_Goal:_
Look through the listing for the word "label". Copy each line that has it.

_Records shown:_
▬▬▬▬▬▬▬▬▬▬

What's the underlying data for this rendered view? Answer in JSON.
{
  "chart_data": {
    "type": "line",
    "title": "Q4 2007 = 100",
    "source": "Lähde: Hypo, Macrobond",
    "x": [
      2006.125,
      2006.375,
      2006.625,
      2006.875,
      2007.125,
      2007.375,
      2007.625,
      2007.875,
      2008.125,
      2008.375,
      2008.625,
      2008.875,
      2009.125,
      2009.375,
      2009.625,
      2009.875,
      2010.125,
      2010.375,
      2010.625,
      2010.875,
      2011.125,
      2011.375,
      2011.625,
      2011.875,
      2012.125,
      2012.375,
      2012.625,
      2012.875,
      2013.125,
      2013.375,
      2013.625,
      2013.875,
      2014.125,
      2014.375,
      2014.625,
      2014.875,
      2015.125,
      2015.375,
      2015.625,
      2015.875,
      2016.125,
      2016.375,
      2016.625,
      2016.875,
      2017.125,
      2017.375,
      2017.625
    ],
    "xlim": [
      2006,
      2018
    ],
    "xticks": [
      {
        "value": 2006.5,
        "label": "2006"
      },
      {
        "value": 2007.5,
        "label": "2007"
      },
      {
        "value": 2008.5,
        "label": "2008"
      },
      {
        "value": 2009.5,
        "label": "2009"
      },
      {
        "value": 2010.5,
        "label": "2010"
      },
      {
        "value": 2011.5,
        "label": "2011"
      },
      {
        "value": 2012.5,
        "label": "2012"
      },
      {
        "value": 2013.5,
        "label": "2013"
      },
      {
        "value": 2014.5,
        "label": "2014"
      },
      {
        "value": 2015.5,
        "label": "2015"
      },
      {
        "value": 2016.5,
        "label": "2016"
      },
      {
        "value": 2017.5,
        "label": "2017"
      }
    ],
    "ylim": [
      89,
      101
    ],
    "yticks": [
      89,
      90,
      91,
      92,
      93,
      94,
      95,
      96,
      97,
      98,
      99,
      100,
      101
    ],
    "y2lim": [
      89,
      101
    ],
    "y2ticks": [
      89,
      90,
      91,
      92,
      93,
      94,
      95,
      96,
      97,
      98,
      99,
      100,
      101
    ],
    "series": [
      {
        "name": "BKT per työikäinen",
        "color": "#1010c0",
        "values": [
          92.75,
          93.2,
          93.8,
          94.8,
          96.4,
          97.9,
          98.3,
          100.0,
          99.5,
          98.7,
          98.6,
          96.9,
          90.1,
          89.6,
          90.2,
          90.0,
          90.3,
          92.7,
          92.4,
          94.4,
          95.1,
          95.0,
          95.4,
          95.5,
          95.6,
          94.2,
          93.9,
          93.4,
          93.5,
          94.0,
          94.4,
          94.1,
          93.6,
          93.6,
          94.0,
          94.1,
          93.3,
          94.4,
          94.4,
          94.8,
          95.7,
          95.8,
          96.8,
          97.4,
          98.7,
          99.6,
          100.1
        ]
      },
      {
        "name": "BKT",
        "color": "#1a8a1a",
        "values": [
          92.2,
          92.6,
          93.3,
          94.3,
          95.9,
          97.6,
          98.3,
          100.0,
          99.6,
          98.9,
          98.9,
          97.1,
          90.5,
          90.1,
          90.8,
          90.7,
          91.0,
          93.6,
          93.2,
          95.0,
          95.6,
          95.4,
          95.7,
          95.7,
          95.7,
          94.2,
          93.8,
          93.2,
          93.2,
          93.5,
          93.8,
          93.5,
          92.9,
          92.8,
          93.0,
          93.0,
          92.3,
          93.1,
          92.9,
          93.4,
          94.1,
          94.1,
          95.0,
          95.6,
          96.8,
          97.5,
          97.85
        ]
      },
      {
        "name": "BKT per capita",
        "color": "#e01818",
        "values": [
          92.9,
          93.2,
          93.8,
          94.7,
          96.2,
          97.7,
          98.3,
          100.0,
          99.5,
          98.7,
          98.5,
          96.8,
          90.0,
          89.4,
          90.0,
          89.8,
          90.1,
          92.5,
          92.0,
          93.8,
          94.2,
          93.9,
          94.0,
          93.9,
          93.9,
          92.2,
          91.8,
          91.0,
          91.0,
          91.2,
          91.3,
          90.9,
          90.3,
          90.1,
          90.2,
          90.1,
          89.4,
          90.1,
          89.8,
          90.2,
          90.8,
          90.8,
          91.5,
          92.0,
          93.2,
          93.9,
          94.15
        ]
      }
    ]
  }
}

▬▬▬▬▬▬▬▬▬▬

_Full solution:_
        "label": "2006"
        "label": "2007"
        "label": "2008"
        "label": "2009"
        "label": "2010"
        "label": "2011"
        "label": "2012"
        "label": "2013"
        "label": "2014"
        "label": "2015"
        "label": "2016"
        "label": "2017"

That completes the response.